- _Exercise prompt_:
Select every line below containing the word "поворотных".

● ● ● ● ● ● ●

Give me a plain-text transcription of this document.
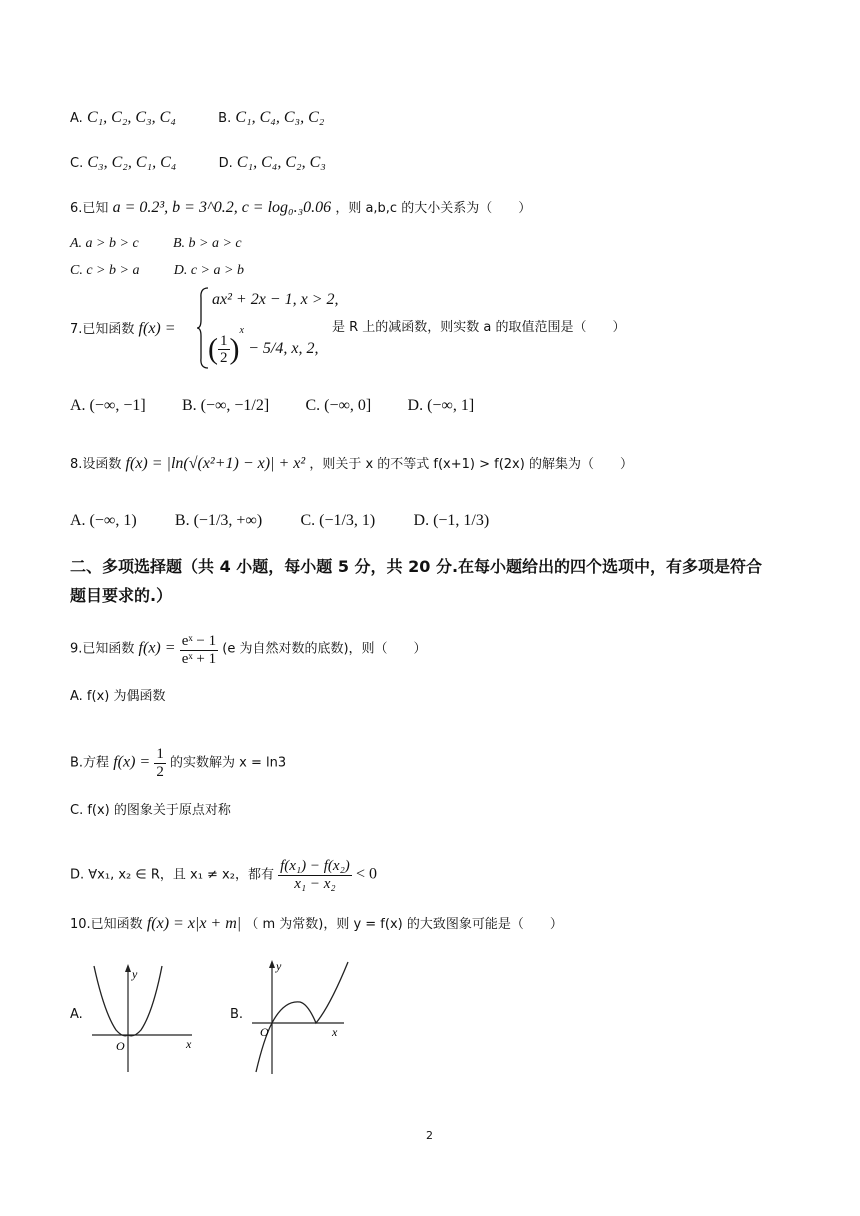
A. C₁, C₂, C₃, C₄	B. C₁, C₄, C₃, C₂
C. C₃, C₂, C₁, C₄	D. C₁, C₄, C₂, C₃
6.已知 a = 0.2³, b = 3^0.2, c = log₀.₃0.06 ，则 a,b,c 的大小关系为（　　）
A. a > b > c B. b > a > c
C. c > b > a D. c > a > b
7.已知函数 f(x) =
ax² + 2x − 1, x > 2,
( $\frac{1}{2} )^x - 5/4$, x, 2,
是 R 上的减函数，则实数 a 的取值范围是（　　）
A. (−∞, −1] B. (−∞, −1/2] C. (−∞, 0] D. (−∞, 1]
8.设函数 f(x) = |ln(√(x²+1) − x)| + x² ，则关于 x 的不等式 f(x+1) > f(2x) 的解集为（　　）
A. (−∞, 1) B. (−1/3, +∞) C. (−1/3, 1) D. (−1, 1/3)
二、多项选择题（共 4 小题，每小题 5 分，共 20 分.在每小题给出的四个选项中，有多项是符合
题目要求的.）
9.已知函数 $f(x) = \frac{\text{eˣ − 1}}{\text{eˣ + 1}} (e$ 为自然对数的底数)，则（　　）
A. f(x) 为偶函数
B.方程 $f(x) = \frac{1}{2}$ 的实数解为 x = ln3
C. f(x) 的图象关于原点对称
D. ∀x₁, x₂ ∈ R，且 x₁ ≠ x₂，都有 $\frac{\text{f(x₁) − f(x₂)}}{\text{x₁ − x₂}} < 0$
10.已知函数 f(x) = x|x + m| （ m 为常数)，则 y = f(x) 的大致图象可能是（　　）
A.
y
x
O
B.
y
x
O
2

● ● ● ● ● ● ●

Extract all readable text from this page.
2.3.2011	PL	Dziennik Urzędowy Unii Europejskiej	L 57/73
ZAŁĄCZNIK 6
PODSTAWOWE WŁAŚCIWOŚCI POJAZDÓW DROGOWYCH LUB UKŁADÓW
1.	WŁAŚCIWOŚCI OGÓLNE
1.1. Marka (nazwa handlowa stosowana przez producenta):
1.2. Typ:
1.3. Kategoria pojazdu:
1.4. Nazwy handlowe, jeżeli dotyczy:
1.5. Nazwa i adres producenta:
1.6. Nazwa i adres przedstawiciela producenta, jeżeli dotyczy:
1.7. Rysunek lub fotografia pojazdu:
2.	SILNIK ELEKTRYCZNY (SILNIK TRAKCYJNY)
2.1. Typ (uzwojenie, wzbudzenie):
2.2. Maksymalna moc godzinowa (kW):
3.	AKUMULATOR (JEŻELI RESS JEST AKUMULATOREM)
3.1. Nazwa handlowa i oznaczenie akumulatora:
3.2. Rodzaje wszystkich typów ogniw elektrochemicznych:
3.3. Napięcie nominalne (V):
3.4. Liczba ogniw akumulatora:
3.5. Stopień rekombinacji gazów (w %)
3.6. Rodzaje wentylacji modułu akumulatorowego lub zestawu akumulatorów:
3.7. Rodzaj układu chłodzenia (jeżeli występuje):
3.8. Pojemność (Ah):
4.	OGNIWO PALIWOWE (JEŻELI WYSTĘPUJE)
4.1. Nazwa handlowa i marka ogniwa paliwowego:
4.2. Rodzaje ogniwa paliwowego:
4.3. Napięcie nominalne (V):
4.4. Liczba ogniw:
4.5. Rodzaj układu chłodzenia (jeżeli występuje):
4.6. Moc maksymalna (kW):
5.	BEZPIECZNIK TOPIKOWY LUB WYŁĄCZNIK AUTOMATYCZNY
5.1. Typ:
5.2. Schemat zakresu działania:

● ● ● ● ● ● ●

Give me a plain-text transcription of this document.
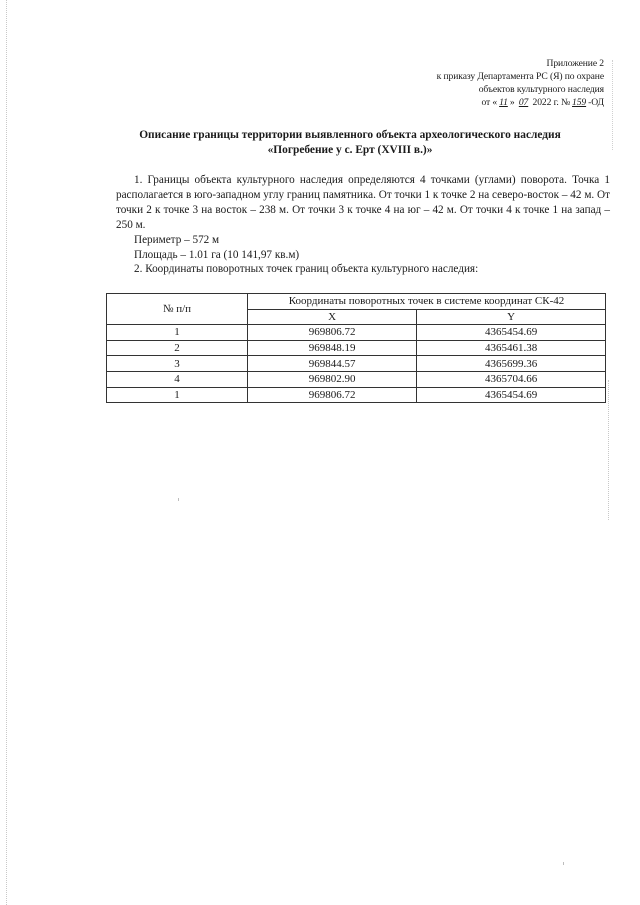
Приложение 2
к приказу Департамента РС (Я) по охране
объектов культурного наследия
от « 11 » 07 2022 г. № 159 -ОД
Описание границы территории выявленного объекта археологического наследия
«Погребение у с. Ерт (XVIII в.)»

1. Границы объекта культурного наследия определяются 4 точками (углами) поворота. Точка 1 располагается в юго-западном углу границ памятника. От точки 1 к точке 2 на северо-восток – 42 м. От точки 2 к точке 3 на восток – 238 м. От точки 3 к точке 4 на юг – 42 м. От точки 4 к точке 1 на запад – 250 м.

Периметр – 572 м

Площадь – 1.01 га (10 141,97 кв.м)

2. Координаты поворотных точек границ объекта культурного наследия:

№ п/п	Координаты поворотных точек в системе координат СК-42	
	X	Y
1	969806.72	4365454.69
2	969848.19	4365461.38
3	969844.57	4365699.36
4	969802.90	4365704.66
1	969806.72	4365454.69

● ● ● ● ● ● ●

- _Final answer_:
2. Координаты поворотных точек границ объекта культурного наследия:
№ п/п	Координаты поворотных точек в системе координат СК-42	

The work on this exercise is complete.